== Written exercise ==
Repeat each line exactly as it is written.

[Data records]
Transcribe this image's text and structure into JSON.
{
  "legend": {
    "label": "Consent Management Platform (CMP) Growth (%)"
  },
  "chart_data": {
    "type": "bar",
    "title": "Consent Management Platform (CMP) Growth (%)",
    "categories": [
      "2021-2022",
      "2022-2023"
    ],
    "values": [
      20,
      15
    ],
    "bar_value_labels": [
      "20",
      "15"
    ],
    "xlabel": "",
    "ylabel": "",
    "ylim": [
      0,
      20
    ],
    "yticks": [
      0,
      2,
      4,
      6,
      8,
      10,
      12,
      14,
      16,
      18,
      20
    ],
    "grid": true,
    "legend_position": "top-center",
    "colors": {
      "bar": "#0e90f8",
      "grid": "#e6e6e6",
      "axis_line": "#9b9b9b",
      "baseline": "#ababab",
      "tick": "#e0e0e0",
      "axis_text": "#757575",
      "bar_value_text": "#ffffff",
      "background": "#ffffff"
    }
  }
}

== Result ==
Transcribe this image's text and structure into JSON.
{
  "legend": {
    "label": "Consent Management Platform (CMP) Growth (%)"
  },
  "chart_data": {
    "type": "bar",
    "title": "Consent Management Platform (CMP) Growth (%)",
    "categories": [
      "2021-2022",
      "2022-2023"
    ],
    "values": [
      20,
      15
    ],
    "bar_value_labels": [
      "20",
      "15"
    ],
    "xlabel": "",
    "ylabel": "",
    "ylim": [
      0,
      20
    ],
    "yticks": [
      0,
      2,
      4,
      6,
      8,
      10,
      12,
      14,
      16,
      18,
      20
    ],
    "grid": true,
    "legend_position": "top-center",
    "colors": {
      "bar": "#0e90f8",
      "grid": "#e6e6e6",
      "axis_line": "#9b9b9b",
      "baseline": "#ababab",
      "tick": "#e0e0e0",
      "axis_text": "#757575",
      "bar_value_text": "#ffffff",
      "background": "#ffffff"
    }
  }
}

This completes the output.